◆ Information supplied
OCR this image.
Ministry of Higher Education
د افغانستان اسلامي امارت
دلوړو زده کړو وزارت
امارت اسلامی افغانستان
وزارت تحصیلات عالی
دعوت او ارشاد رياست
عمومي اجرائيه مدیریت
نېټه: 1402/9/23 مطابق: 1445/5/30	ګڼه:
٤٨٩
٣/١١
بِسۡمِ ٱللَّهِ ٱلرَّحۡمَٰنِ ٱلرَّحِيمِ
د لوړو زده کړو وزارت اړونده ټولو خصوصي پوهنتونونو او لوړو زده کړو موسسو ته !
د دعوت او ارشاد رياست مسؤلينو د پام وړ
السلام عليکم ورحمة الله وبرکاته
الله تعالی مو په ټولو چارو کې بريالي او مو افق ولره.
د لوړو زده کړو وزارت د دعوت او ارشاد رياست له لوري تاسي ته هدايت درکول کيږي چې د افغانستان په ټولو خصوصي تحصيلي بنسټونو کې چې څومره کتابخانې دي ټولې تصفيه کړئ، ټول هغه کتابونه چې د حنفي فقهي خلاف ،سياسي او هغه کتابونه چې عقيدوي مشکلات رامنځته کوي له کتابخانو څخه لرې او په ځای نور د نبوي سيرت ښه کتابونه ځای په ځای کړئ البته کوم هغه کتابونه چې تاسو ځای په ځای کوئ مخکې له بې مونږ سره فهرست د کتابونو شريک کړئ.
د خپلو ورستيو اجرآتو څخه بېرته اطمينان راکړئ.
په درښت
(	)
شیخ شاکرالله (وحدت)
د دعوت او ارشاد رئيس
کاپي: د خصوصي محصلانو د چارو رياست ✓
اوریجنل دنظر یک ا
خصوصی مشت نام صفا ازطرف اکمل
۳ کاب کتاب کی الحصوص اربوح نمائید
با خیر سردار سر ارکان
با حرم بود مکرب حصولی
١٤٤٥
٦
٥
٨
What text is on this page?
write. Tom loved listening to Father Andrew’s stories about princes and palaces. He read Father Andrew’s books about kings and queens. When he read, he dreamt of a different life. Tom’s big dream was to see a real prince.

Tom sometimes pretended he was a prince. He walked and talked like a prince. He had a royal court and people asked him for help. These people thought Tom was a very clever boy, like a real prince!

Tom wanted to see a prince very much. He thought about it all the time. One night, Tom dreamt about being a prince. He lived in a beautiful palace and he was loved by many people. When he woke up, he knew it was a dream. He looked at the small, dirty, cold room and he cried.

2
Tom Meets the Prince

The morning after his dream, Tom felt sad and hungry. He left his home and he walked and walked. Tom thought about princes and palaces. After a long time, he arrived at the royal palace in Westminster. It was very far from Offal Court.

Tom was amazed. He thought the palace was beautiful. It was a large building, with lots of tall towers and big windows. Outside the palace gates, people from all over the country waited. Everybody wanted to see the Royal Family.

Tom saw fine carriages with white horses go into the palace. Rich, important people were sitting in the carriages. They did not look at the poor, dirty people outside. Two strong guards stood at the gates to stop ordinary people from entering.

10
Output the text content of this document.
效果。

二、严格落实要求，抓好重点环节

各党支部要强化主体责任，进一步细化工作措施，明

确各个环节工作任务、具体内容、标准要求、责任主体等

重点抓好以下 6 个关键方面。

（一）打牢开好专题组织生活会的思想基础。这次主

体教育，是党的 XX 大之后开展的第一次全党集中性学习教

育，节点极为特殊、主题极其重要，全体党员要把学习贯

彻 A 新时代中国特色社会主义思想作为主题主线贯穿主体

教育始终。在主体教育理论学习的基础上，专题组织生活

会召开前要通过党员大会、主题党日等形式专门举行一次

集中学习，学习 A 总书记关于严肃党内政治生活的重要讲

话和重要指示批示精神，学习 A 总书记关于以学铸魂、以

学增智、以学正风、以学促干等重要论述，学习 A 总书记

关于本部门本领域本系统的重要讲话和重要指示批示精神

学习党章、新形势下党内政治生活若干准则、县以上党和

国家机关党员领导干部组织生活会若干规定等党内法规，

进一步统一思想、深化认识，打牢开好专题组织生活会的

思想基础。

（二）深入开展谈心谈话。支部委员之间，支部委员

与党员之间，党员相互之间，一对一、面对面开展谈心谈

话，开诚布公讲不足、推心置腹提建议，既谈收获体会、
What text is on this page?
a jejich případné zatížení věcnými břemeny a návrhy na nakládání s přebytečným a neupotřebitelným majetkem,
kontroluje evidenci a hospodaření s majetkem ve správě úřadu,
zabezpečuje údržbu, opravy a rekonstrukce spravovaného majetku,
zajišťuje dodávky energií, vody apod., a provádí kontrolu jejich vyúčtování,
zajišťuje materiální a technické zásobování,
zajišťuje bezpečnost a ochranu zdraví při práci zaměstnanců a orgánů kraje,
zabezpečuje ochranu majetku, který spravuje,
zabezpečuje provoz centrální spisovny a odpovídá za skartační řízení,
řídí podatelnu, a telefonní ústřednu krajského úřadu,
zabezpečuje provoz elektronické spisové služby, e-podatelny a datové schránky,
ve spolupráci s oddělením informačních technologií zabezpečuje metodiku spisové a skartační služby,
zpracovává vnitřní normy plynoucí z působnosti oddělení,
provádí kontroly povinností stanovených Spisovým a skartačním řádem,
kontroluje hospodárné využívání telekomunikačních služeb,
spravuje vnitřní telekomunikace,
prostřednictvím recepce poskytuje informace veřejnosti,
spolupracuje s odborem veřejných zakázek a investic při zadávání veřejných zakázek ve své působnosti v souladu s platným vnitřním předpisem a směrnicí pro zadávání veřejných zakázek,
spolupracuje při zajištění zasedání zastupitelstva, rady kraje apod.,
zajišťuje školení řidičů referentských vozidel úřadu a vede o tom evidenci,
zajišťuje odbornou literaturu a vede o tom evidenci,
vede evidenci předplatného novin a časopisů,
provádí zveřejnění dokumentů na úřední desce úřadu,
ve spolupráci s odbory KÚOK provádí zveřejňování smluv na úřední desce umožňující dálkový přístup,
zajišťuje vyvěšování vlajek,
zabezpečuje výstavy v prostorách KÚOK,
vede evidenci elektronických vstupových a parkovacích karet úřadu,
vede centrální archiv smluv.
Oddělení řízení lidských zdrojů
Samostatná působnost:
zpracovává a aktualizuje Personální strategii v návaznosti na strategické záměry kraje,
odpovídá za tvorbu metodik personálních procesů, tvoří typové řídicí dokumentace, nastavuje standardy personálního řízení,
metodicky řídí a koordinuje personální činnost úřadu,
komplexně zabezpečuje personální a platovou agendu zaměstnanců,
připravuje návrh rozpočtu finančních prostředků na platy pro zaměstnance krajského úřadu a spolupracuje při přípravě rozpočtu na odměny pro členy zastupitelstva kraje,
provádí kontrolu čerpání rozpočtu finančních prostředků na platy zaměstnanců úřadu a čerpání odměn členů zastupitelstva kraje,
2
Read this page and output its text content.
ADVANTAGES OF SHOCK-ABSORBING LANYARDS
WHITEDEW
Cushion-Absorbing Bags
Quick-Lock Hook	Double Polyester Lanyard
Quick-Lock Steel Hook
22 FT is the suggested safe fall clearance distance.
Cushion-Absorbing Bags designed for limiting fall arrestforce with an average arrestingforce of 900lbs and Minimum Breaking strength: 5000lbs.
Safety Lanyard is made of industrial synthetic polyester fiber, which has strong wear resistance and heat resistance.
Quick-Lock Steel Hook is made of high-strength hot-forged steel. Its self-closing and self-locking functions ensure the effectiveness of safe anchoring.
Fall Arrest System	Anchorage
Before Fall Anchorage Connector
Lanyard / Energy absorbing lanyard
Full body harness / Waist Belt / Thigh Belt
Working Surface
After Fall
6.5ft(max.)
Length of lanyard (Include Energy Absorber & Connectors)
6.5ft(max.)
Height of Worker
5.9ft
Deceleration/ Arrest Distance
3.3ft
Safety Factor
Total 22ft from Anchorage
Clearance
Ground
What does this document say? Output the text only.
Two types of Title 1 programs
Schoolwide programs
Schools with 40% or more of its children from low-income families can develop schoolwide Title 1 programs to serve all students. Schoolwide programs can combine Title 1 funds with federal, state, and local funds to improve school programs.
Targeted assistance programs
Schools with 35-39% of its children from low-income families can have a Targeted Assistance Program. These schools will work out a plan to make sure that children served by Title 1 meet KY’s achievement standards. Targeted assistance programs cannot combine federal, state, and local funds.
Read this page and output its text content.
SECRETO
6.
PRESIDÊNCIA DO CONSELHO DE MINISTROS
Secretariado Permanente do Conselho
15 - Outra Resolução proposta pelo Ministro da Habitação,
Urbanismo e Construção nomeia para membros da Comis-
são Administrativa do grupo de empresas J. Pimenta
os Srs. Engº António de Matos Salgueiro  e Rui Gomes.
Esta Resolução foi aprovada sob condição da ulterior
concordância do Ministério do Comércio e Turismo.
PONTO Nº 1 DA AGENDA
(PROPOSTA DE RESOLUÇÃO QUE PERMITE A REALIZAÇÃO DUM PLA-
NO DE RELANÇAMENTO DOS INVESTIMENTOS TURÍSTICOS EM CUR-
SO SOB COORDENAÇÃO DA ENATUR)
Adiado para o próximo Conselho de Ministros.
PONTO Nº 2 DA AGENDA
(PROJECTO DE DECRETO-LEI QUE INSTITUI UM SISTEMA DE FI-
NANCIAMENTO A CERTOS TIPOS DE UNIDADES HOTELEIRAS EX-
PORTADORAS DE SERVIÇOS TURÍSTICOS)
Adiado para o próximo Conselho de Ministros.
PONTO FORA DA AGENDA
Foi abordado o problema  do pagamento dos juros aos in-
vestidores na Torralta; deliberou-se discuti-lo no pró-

◆ Job
Go through the listing above and list every line that has the word "programs".

◆ Right answer
Two types of Title 1 programs
Schoolwide programs
Schools with 40% or more of its children from low-income families can develop schoolwide Title 1 programs to serve all students. Schoolwide programs can combine Title 1 funds with federal, state, and local funds to improve school programs.
Targeted assistance programs
Schools with 35-39% of its children from low-income families can have a Targeted Assistance Program. These schools will work out a plan to make sure that children served by Title 1 meet KY’s achievement standards. Targeted assistance programs cannot combine federal, state, and local funds.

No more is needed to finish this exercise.